Would you transcribe the whole listing exactly, minus its pictures?

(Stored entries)
-----

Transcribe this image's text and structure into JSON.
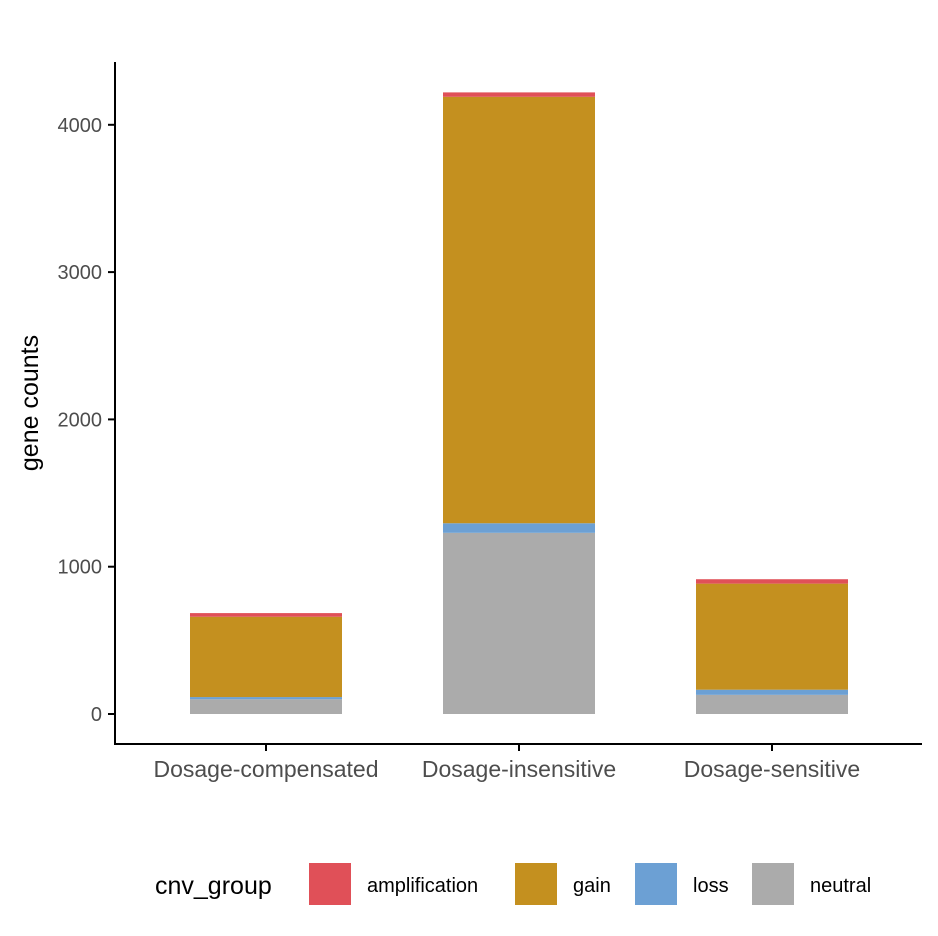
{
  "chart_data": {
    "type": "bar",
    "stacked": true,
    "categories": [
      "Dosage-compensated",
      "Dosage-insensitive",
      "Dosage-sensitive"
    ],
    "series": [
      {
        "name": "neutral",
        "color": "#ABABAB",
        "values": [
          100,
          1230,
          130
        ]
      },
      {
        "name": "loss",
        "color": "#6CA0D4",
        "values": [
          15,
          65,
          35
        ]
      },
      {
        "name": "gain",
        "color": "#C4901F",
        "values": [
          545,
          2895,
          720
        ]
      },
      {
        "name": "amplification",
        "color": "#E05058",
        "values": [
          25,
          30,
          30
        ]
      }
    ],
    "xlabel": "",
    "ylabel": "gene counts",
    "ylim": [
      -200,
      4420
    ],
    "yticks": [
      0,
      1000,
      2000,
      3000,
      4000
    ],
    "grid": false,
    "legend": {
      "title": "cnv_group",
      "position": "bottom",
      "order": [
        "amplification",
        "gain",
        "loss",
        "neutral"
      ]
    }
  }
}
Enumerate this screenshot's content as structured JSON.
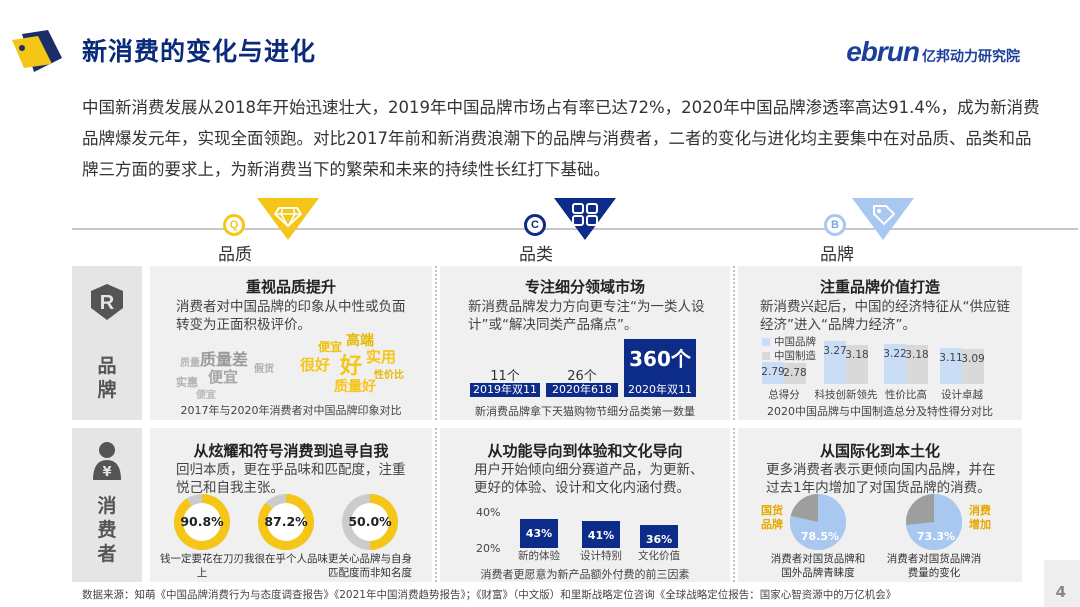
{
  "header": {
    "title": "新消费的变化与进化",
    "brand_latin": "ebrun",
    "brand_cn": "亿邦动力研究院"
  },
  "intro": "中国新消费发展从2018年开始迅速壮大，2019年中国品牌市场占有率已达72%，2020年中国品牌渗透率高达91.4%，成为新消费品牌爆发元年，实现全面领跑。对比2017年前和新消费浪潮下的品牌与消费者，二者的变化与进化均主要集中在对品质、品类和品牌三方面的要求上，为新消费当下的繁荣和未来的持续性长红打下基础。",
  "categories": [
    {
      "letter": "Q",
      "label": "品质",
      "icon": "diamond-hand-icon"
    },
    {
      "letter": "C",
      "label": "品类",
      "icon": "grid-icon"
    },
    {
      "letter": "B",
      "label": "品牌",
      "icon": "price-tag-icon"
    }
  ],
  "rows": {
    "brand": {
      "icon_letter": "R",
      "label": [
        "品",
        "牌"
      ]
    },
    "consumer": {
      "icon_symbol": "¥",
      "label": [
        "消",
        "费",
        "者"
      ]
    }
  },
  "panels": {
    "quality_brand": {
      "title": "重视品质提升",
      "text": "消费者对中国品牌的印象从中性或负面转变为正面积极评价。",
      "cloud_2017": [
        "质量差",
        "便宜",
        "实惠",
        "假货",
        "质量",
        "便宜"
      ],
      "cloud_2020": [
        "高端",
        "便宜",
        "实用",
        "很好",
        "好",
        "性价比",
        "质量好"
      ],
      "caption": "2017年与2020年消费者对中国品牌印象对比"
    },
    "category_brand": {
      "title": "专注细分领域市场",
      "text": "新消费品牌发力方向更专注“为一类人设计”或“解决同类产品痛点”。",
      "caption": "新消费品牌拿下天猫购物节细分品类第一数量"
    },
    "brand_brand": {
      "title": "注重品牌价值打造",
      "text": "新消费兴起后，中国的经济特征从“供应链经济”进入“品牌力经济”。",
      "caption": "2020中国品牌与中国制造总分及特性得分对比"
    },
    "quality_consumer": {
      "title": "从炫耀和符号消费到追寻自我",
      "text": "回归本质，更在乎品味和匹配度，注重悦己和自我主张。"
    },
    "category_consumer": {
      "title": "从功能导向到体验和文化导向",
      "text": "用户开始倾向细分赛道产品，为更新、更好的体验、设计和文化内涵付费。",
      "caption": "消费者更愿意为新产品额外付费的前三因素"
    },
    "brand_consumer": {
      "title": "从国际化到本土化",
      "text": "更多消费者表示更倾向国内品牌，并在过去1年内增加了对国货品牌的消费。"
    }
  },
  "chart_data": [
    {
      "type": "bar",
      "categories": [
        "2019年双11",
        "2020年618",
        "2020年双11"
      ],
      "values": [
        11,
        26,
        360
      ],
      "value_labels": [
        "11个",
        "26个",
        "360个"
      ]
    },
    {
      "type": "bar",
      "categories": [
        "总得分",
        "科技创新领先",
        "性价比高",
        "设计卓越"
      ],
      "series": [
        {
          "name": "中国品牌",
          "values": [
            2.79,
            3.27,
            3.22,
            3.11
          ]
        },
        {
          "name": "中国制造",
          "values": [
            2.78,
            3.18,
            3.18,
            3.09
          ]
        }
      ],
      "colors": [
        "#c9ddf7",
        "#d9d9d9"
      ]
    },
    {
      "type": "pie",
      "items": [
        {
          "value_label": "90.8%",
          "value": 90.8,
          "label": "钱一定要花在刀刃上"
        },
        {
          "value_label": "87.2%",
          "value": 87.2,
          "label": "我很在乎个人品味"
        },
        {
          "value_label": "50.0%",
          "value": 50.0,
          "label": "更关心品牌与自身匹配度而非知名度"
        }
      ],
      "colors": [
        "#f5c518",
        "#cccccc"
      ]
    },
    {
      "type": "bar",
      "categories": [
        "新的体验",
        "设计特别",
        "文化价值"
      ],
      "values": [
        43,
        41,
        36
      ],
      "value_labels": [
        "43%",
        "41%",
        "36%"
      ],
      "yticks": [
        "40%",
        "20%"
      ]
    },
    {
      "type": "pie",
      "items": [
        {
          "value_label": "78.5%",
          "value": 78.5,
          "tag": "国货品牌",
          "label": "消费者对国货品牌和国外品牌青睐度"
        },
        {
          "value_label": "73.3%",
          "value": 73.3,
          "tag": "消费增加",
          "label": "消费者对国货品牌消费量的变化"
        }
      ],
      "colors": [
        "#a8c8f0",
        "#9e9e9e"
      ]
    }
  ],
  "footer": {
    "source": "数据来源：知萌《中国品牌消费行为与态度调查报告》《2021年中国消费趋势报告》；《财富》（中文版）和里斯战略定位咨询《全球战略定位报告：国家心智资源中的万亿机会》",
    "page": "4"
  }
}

-----

ANSWER TO THIS TASK:
Transcribe this image's text and structure into JSON.
{
  "chart_data": {
    "type": "bar",
    "stacked": true,
    "categories": [
      "Dosage-compensated",
      "Dosage-insensitive",
      "Dosage-sensitive"
    ],
    "series": [
      {
        "name": "neutral",
        "color": "#ABABAB",
        "values": [
          100,
          1230,
          130
        ]
      },
      {
        "name": "loss",
        "color": "#6CA0D4",
        "values": [
          15,
          65,
          35
        ]
      },
      {
        "name": "gain",
        "color": "#C4901F",
        "values": [
          545,
          2895,
          720
        ]
      },
      {
        "name": "amplification",
        "color": "#E05058",
        "values": [
          25,
          30,
          30
        ]
      }
    ],
    "xlabel": "",
    "ylabel": "gene counts",
    "ylim": [
      -200,
      4420
    ],
    "yticks": [
      0,
      1000,
      2000,
      3000,
      4000
    ],
    "grid": false,
    "legend": {
      "title": "cnv_group",
      "position": "bottom",
      "order": [
        "amplification",
        "gain",
        "loss",
        "neutral"
      ]
    }
  }
}
Enumerate this screenshot's content as structured JSON.
{
  "header": {
    "title": "新消费的变化与进化",
    "brand_latin": "ebrun",
    "brand_cn": "亿邦动力研究院"
  },
  "intro": "中国新消费发展从2018年开始迅速壮大，2019年中国品牌市场占有率已达72%，2020年中国品牌渗透率高达91.4%，成为新消费品牌爆发元年，实现全面领跑。对比2017年前和新消费浪潮下的品牌与消费者，二者的变化与进化均主要集中在对品质、品类和品牌三方面的要求上，为新消费当下的繁荣和未来的持续性长红打下基础。",
  "categories": [
    {
      "letter": "Q",
      "label": "品质",
      "icon": "diamond-hand-icon"
    },
    {
      "letter": "C",
      "label": "品类",
      "icon": "grid-icon"
    },
    {
      "letter": "B",
      "label": "品牌",
      "icon": "price-tag-icon"
    }
  ],
  "rows": {
    "brand": {
      "icon_letter": "R",
      "label": [
        "品",
        "牌"
      ]
    },
    "consumer": {
      "icon_symbol": "¥",
      "label": [
        "消",
        "费",
        "者"
      ]
    }
  },
  "panels": {
    "quality_brand": {
      "title": "重视品质提升",
      "text": "消费者对中国品牌的印象从中性或负面转变为正面积极评价。",
      "cloud_2017": [
        "质量差",
        "便宜",
        "实惠",
        "假货",
        "质量",
        "便宜"
      ],
      "cloud_2020": [
        "高端",
        "便宜",
        "实用",
        "很好",
        "好",
        "性价比",
        "质量好"
      ],
      "caption": "2017年与2020年消费者对中国品牌印象对比"
    },
    "category_brand": {
      "title": "专注细分领域市场",
      "text": "新消费品牌发力方向更专注“为一类人设计”或“解决同类产品痛点”。",
      "caption": "新消费品牌拿下天猫购物节细分品类第一数量"
    },
    "brand_brand": {
      "title": "注重品牌价值打造",
      "text": "新消费兴起后，中国的经济特征从“供应链经济”进入“品牌力经济”。",
      "caption": "2020中国品牌与中国制造总分及特性得分对比"
    },
    "quality_consumer": {
      "title": "从炫耀和符号消费到追寻自我",
      "text": "回归本质，更在乎品味和匹配度，注重悦己和自我主张。"
    },
    "category_consumer": {
      "title": "从功能导向到体验和文化导向",
      "text": "用户开始倾向细分赛道产品，为更新、更好的体验、设计和文化内涵付费。",
      "caption": "消费者更愿意为新产品额外付费的前三因素"
    },
    "brand_consumer": {
      "title": "从国际化到本土化",
      "text": "更多消费者表示更倾向国内品牌，并在过去1年内增加了对国货品牌的消费。"
    }
  },
  "chart_data": [
    {
      "type": "bar",
      "categories": [
        "2019年双11",
        "2020年618",
        "2020年双11"
      ],
      "values": [
        11,
        26,
        360
      ],
      "value_labels": [
        "11个",
        "26个",
        "360个"
      ]
    },
    {
      "type": "bar",
      "categories": [
        "总得分",
        "科技创新领先",
        "性价比高",
        "设计卓越"
      ],
      "series": [
        {
          "name": "中国品牌",
          "values": [
            2.79,
            3.27,
            3.22,
            3.11
          ]
        },
        {
          "name": "中国制造",
          "values": [
            2.78,
            3.18,
            3.18,
            3.09
          ]
        }
      ],
      "colors": [
        "#c9ddf7",
        "#d9d9d9"
      ]
    },
    {
      "type": "pie",
      "items": [
        {
          "value_label": "90.8%",
          "value": 90.8,
          "label": "钱一定要花在刀刃上"
        },
        {
          "value_label": "87.2%",
          "value": 87.2,
          "label": "我很在乎个人品味"
        },
        {
          "value_label": "50.0%",
          "value": 50.0,
          "label": "更关心品牌与自身匹配度而非知名度"
        }
      ],
      "colors": [
        "#f5c518",
        "#cccccc"
      ]
    },
    {
      "type": "bar",
      "categories": [
        "新的体验",
        "设计特别",
        "文化价值"
      ],
      "values": [
        43,
        41,
        36
      ],
      "value_labels": [
        "43%",
        "41%",
        "36%"
      ],
      "yticks": [
        "40%",
        "20%"
      ]
    },
    {
      "type": "pie",
      "items": [
        {
          "value_label": "78.5%",
          "value": 78.5,
          "tag": "国货品牌",
          "label": "消费者对国货品牌和国外品牌青睐度"
        },
        {
          "value_label": "73.3%",
          "value": 73.3,
          "tag": "消费增加",
          "label": "消费者对国货品牌消费量的变化"
        }
      ],
      "colors": [
        "#a8c8f0",
        "#9e9e9e"
      ]
    }
  ],
  "footer": {
    "source": "数据来源：知萌《中国品牌消费行为与态度调查报告》《2021年中国消费趋势报告》；《财富》（中文版）和里斯战略定位咨询《全球战略定位报告：国家心智资源中的万亿机会》",
    "page": "4"
  }
}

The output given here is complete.